*Exercise requirements:* Write out the whole listing, matching it exactly.

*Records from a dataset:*
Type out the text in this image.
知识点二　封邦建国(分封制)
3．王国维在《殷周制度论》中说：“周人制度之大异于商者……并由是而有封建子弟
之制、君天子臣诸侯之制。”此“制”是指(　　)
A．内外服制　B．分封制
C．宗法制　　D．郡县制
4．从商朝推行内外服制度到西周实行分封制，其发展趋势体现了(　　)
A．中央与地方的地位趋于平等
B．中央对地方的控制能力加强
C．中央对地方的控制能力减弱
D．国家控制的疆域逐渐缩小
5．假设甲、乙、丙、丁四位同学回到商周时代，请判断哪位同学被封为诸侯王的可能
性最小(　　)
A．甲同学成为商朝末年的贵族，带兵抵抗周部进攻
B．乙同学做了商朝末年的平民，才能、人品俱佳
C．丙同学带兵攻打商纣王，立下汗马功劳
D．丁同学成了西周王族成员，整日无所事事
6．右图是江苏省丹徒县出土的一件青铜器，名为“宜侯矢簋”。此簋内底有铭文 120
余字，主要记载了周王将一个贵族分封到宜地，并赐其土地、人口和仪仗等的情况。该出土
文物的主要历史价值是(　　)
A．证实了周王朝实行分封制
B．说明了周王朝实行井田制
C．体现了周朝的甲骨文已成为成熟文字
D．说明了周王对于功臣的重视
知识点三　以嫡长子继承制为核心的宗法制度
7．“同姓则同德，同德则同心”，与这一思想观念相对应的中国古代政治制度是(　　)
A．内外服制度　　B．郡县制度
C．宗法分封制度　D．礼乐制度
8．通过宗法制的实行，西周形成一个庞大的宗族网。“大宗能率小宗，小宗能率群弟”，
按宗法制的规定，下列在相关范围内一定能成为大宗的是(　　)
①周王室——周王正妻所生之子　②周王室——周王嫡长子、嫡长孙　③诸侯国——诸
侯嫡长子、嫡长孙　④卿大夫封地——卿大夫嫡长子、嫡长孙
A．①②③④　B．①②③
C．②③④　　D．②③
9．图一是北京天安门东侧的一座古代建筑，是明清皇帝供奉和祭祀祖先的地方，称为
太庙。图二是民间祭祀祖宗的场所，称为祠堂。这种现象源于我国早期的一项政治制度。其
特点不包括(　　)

*Problem solution:*
Type out the text in this image.
知识点二　封邦建国(分封制)
3．王国维在《殷周制度论》中说：“周人制度之大异于商者……并由是而有封建子弟
之制、君天子臣诸侯之制。”此“制”是指(　　)
A．内外服制　B．分封制
C．宗法制　　D．郡县制
4．从商朝推行内外服制度到西周实行分封制，其发展趋势体现了(　　)
A．中央与地方的地位趋于平等
B．中央对地方的控制能力加强
C．中央对地方的控制能力减弱
D．国家控制的疆域逐渐缩小
5．假设甲、乙、丙、丁四位同学回到商周时代，请判断哪位同学被封为诸侯王的可能
性最小(　　)
A．甲同学成为商朝末年的贵族，带兵抵抗周部进攻
B．乙同学做了商朝末年的平民，才能、人品俱佳
C．丙同学带兵攻打商纣王，立下汗马功劳
D．丁同学成了西周王族成员，整日无所事事
6．右图是江苏省丹徒县出土的一件青铜器，名为“宜侯矢簋”。此簋内底有铭文 120
余字，主要记载了周王将一个贵族分封到宜地，并赐其土地、人口和仪仗等的情况。该出土
文物的主要历史价值是(　　)
A．证实了周王朝实行分封制
B．说明了周王朝实行井田制
C．体现了周朝的甲骨文已成为成熟文字
D．说明了周王对于功臣的重视
知识点三　以嫡长子继承制为核心的宗法制度
7．“同姓则同德，同德则同心”，与这一思想观念相对应的中国古代政治制度是(　　)
A．内外服制度　　B．郡县制度
C．宗法分封制度　D．礼乐制度
8．通过宗法制的实行，西周形成一个庞大的宗族网。“大宗能率小宗，小宗能率群弟”，
按宗法制的规定，下列在相关范围内一定能成为大宗的是(　　)
①周王室——周王正妻所生之子　②周王室——周王嫡长子、嫡长孙　③诸侯国——诸
侯嫡长子、嫡长孙　④卿大夫封地——卿大夫嫡长子、嫡长孙
A．①②③④　B．①②③
C．②③④　　D．②③
9．图一是北京天安门东侧的一座古代建筑，是明清皇帝供奉和祭祀祖先的地方，称为
太庙。图二是民间祭祀祖宗的场所，称为祠堂。这种现象源于我国早期的一项政治制度。其
特点不包括(　　)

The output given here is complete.